Data records:

::::::::

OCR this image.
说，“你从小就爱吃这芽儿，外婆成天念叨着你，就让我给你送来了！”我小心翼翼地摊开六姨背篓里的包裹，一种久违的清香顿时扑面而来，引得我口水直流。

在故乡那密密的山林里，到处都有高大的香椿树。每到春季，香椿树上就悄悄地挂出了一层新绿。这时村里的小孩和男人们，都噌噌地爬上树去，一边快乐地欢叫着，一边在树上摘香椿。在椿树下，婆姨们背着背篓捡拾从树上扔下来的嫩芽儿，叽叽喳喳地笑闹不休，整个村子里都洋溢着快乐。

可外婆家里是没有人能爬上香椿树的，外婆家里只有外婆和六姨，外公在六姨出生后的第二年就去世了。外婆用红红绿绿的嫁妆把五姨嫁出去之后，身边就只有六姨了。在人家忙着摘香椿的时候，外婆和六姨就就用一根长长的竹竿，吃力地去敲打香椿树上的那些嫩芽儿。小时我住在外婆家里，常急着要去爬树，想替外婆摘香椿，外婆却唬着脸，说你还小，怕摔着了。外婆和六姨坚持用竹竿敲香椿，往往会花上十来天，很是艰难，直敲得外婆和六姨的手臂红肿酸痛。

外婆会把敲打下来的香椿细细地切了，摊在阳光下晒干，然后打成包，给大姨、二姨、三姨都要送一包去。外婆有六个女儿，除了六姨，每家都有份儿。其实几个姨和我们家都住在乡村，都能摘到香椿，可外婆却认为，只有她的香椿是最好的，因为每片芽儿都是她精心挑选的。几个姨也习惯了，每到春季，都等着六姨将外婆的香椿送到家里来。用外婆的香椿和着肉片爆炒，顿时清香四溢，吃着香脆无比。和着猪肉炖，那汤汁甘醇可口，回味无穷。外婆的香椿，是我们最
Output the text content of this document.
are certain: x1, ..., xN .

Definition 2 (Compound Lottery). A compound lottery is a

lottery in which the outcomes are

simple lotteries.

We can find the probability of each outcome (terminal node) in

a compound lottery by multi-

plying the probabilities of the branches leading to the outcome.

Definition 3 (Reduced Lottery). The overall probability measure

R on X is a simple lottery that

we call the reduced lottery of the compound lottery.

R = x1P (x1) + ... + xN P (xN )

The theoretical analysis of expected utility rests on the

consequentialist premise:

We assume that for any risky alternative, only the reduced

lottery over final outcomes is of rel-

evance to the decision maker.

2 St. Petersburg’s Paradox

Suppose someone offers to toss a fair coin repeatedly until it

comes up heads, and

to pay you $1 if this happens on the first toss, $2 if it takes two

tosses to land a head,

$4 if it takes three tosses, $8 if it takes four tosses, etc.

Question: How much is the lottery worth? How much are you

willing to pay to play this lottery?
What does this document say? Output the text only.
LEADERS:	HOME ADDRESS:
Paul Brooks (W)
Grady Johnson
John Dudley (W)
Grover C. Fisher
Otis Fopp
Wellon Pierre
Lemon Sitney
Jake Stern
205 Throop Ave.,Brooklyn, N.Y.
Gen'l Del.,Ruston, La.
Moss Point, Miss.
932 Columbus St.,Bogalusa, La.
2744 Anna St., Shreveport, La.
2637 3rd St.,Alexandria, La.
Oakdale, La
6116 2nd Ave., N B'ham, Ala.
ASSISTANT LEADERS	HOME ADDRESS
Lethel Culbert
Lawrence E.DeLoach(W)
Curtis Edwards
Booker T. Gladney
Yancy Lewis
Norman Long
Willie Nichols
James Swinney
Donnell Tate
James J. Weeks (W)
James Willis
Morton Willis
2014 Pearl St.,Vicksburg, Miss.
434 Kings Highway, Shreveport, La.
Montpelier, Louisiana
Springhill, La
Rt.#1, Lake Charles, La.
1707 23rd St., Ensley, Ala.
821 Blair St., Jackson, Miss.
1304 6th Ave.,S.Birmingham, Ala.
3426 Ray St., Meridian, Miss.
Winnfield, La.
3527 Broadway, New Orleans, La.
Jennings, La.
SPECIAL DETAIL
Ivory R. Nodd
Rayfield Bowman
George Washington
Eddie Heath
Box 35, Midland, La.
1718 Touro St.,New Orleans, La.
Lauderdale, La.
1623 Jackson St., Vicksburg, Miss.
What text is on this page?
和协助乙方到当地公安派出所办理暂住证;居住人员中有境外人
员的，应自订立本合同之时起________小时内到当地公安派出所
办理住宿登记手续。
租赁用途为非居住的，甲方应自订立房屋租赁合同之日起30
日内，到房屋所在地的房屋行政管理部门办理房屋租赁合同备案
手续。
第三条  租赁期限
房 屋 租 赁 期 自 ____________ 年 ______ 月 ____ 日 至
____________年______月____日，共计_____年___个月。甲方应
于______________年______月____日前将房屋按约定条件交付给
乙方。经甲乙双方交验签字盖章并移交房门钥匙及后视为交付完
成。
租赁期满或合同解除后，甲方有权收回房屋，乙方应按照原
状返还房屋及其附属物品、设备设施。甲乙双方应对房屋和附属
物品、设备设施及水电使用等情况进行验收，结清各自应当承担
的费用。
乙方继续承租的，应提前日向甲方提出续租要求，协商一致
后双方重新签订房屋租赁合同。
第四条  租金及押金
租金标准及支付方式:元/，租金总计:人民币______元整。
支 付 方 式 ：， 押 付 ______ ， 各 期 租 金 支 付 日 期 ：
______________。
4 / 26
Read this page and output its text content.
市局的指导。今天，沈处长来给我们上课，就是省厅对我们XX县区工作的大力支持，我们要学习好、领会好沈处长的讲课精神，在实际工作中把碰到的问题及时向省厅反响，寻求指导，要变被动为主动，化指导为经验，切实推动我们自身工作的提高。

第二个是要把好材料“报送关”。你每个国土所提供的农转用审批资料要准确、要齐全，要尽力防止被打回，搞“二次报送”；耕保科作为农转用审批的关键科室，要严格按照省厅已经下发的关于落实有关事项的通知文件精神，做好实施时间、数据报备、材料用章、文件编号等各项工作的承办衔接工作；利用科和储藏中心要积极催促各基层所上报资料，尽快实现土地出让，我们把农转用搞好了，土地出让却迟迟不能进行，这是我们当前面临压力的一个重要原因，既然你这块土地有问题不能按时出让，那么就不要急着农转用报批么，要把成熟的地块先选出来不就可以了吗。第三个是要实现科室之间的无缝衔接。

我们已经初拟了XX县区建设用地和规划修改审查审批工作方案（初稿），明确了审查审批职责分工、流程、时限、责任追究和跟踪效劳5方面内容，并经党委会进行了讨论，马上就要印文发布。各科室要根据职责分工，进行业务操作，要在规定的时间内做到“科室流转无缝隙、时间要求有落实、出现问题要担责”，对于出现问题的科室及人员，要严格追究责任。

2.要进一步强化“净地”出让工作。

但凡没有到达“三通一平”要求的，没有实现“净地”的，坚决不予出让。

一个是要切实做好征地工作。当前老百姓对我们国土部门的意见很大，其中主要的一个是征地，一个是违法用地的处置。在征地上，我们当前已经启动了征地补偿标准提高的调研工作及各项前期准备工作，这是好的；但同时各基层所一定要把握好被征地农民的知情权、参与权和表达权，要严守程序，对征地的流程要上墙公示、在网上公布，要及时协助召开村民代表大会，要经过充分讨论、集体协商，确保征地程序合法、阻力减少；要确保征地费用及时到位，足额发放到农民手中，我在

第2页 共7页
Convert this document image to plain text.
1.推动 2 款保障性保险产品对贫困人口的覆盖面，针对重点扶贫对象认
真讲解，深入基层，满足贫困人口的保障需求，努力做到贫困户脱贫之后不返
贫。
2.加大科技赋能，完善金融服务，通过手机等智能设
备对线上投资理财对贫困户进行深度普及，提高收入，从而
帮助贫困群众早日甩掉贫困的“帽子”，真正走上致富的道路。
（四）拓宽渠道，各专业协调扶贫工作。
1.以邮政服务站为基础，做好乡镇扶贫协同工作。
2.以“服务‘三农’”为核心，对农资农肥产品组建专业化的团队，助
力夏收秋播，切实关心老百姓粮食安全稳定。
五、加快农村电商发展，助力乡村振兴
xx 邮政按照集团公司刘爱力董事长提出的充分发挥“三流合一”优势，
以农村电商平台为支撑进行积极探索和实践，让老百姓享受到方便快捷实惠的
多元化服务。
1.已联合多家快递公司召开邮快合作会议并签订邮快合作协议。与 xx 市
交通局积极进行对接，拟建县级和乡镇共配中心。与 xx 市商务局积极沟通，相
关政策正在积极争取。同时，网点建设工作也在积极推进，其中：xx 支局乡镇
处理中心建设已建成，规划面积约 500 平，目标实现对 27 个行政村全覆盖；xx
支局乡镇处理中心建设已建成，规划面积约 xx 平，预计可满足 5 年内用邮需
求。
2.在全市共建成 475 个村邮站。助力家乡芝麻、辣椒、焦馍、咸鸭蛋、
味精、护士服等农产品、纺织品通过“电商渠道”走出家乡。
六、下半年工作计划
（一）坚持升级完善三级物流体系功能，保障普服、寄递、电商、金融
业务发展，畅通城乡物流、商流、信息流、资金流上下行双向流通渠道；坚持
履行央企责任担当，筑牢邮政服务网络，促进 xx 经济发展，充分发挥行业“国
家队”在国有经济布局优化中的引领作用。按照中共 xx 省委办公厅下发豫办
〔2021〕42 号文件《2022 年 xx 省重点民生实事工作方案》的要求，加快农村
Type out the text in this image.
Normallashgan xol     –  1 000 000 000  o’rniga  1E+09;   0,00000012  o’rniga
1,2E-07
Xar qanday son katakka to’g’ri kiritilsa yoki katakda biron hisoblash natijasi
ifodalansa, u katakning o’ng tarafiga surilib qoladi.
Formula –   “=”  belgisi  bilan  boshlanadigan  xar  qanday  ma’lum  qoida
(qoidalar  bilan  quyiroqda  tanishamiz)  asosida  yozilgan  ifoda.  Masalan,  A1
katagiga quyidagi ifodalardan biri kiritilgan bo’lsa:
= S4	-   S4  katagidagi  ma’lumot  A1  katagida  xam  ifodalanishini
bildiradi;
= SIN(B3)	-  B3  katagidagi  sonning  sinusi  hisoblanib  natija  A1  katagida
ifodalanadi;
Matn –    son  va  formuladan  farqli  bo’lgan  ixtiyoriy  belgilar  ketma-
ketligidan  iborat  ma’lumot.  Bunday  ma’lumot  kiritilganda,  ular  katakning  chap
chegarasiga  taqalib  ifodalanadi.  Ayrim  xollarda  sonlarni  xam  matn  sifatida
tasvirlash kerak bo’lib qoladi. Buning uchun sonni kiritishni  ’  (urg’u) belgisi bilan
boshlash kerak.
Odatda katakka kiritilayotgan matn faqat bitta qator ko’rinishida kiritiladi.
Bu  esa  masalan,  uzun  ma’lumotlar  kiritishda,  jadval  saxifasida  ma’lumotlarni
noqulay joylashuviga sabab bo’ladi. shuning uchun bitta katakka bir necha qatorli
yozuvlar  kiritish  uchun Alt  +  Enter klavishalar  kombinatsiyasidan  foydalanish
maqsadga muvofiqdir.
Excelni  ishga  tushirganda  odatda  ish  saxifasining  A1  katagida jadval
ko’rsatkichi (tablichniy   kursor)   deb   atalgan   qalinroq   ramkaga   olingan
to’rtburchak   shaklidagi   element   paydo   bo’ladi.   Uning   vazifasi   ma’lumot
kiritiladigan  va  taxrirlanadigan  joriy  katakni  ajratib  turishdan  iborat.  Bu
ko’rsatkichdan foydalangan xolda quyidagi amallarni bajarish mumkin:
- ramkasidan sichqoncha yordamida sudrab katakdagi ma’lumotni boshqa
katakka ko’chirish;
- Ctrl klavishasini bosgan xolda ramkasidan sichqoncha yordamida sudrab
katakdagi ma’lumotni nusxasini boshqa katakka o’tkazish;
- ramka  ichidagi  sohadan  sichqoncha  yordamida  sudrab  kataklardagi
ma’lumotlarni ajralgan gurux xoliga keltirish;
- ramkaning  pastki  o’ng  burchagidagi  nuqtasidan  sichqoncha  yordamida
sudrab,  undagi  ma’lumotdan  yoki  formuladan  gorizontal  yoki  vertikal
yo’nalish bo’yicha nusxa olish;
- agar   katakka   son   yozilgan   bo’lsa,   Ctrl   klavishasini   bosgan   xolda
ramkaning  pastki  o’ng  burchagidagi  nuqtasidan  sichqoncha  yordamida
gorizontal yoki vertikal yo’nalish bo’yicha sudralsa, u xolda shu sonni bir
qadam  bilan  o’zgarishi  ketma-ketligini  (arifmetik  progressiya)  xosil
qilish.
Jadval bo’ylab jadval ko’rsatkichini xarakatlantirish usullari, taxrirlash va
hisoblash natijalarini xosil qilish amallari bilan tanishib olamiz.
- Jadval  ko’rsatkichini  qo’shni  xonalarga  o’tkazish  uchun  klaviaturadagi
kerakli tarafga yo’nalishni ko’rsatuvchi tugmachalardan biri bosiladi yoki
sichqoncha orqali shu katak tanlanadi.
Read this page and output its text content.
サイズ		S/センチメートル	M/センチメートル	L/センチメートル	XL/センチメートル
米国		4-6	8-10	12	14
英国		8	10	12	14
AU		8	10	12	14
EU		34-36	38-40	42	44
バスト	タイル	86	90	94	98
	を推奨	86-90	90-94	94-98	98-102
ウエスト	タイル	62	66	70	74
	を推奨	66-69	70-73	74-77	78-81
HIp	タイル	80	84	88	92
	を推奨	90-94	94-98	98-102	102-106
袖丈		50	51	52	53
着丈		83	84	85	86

::::::::

** WORK TO DO **
Count each line where the string "Jackson" occurs, and write only the number.

** SOLUTION TO THIS EXERCISE **
2